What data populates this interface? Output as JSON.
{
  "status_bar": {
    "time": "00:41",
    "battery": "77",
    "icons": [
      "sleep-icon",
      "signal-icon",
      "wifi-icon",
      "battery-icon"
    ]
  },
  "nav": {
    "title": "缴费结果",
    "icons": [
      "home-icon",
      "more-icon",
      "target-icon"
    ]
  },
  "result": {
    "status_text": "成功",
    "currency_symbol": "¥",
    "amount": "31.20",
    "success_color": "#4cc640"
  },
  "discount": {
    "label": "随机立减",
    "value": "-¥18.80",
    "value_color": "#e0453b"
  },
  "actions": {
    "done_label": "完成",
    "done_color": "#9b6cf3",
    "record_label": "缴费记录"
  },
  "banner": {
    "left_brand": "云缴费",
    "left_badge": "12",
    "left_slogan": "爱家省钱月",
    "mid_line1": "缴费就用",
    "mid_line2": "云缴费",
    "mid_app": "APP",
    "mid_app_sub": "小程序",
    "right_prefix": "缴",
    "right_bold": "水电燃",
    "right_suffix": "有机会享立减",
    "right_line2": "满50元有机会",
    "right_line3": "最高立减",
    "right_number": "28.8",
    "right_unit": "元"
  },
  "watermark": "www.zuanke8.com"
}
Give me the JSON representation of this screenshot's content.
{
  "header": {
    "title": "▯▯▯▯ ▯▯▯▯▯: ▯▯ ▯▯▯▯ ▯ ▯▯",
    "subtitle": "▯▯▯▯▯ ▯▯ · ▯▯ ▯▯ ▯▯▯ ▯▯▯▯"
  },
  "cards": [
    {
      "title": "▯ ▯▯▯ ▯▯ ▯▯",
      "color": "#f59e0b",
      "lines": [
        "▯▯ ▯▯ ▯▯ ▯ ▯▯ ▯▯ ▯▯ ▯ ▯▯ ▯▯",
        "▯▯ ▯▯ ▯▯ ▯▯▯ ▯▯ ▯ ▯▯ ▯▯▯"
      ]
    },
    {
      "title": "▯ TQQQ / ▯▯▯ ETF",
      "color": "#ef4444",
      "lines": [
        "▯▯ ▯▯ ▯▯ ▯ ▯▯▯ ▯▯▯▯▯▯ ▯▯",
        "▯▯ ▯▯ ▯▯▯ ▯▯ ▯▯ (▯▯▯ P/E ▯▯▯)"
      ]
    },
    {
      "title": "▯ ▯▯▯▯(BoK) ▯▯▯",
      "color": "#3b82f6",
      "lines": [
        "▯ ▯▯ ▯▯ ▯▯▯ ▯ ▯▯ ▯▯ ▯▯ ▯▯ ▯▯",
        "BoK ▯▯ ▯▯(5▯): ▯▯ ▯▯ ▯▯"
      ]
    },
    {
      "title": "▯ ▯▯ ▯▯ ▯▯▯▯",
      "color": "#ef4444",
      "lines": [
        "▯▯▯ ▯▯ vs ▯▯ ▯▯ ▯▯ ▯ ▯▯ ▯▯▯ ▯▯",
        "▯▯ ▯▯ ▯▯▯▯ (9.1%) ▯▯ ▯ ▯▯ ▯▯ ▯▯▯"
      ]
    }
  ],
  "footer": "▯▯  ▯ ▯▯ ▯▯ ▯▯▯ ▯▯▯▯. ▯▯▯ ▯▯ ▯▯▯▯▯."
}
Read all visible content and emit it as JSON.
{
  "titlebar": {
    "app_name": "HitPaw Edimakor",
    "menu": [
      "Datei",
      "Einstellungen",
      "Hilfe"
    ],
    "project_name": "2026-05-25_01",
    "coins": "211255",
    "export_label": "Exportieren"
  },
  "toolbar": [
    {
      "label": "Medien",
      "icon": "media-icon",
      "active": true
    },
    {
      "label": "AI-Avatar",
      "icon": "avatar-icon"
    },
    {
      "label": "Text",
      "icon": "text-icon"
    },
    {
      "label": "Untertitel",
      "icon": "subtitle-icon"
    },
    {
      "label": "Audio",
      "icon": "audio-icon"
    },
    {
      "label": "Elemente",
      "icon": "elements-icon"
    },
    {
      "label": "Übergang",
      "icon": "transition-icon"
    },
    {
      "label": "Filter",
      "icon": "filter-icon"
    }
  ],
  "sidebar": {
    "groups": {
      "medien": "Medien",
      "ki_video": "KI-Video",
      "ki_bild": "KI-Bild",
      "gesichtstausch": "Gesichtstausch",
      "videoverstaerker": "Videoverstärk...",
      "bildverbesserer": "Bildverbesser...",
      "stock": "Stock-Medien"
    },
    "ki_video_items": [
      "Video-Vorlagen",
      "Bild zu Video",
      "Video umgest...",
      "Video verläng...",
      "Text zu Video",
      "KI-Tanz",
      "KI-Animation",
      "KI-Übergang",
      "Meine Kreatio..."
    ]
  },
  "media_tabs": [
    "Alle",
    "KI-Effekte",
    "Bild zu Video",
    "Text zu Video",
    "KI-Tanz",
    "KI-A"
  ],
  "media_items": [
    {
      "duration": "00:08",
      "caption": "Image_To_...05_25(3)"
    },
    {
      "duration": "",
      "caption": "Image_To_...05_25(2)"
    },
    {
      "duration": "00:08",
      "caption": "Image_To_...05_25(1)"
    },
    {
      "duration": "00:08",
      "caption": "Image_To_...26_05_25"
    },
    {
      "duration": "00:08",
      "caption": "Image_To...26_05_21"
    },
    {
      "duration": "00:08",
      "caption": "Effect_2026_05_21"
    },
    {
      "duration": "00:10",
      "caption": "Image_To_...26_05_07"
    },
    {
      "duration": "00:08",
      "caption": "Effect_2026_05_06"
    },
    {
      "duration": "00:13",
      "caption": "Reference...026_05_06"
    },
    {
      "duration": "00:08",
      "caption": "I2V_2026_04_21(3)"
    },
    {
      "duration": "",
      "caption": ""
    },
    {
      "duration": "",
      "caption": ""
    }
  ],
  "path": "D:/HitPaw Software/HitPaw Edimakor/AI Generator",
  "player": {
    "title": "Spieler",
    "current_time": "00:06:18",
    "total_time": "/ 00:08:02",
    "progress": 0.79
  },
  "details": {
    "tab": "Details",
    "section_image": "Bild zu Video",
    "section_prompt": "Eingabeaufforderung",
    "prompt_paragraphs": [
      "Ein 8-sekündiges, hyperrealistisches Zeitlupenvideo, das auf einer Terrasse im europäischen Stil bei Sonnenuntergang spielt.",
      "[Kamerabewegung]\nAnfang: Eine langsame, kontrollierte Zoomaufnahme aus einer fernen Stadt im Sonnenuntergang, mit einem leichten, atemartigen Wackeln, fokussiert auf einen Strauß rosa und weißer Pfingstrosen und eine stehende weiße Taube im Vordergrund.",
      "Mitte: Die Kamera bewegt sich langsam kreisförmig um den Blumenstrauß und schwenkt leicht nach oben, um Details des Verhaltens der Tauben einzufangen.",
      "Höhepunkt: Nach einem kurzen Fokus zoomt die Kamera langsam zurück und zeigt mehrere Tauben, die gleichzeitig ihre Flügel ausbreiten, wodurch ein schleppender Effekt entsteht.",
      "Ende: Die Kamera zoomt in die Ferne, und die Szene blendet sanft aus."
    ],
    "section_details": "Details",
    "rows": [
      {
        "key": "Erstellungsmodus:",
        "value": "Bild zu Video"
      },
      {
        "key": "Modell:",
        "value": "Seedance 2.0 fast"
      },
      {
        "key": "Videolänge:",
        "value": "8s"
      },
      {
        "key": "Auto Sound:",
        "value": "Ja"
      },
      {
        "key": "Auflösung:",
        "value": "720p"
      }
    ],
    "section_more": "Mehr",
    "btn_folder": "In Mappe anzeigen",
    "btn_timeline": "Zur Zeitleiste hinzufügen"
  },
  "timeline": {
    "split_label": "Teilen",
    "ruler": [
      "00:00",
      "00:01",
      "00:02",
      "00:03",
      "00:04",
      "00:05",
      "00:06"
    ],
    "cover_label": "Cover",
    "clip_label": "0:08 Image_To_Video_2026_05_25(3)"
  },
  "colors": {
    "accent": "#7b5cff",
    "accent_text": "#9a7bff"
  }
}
○ ○ ○ ○
Find the string "Sonnenuntergang" in the entries above and return each line that holds it.

**OUTPUT OF THE EXERCISE:**
      "Ein 8-sekündiges, hyperrealistisches Zeitlupenvideo, das auf einer Terrasse im europäischen Stil bei Sonnenuntergang spielt.",
      "[Kamerabewegung]\nAnfang: Eine langsame, kontrollierte Zoomaufnahme aus einer fernen Stadt im Sonnenuntergang, mit einem leichten, atemartigen Wackeln, fokussiert auf einen Strauß rosa und weißer Pfingstrosen und eine stehende weiße Taube im Vordergrund.",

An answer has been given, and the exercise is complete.